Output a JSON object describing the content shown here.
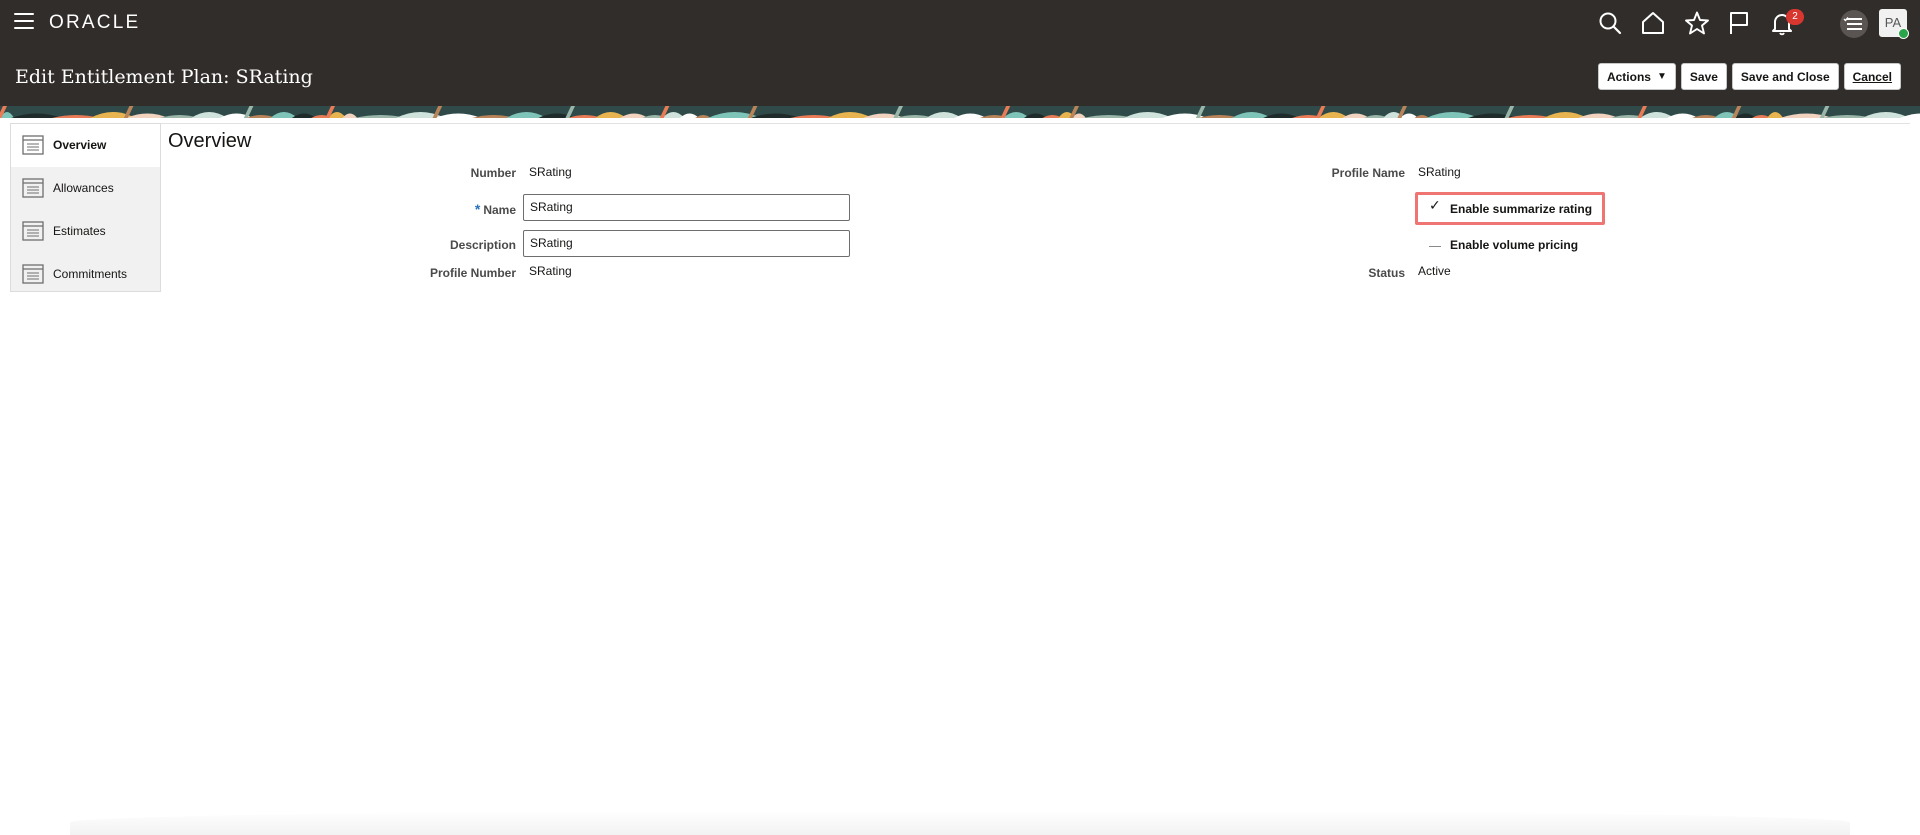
{
  "header": {
    "logo_text": "ORACLE",
    "notification_count": "2",
    "avatar_initials": "PA"
  },
  "page": {
    "title": "Edit Entitlement Plan: SRating"
  },
  "toolbar": {
    "actions_label": "Actions",
    "save_label": "Save",
    "save_close_label": "Save and Close",
    "cancel_label": "Cancel"
  },
  "sidebar": {
    "items": [
      {
        "label": "Overview",
        "active": true
      },
      {
        "label": "Allowances",
        "active": false
      },
      {
        "label": "Estimates",
        "active": false
      },
      {
        "label": "Commitments",
        "active": false
      }
    ]
  },
  "overview": {
    "section_title": "Overview",
    "number_label": "Number",
    "number_value": "SRating",
    "name_label": "Name",
    "name_value": "SRating",
    "description_label": "Description",
    "description_value": "SRating",
    "profile_number_label": "Profile Number",
    "profile_number_value": "SRating",
    "profile_name_label": "Profile Name",
    "profile_name_value": "SRating",
    "enable_summarize_label": "Enable summarize rating",
    "enable_summarize_checked": true,
    "enable_volume_label": "Enable volume pricing",
    "enable_volume_checked": false,
    "status_label": "Status",
    "status_value": "Active"
  },
  "colors": {
    "header_bg": "#312d2a",
    "highlight": "#ee7572",
    "required": "#2a73b8"
  }
}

------------------------------------

REQUIRED WORK> Take the data above and repeat it exactly, leaving each picture out.

TASK ANSWER>
Output a JSON object describing the content shown here.
{
  "header": {
    "logo_text": "ORACLE",
    "notification_count": "2",
    "avatar_initials": "PA"
  },
  "page": {
    "title": "Edit Entitlement Plan: SRating"
  },
  "toolbar": {
    "actions_label": "Actions",
    "save_label": "Save",
    "save_close_label": "Save and Close",
    "cancel_label": "Cancel"
  },
  "sidebar": {
    "items": [
      {
        "label": "Overview",
        "active": true
      },
      {
        "label": "Allowances",
        "active": false
      },
      {
        "label": "Estimates",
        "active": false
      },
      {
        "label": "Commitments",
        "active": false
      }
    ]
  },
  "overview": {
    "section_title": "Overview",
    "number_label": "Number",
    "number_value": "SRating",
    "name_label": "Name",
    "name_value": "SRating",
    "description_label": "Description",
    "description_value": "SRating",
    "profile_number_label": "Profile Number",
    "profile_number_value": "SRating",
    "profile_name_label": "Profile Name",
    "profile_name_value": "SRating",
    "enable_summarize_label": "Enable summarize rating",
    "enable_summarize_checked": true,
    "enable_volume_label": "Enable volume pricing",
    "enable_volume_checked": false,
    "status_label": "Status",
    "status_value": "Active"
  },
  "colors": {
    "header_bg": "#312d2a",
    "highlight": "#ee7572",
    "required": "#2a73b8"
  }
}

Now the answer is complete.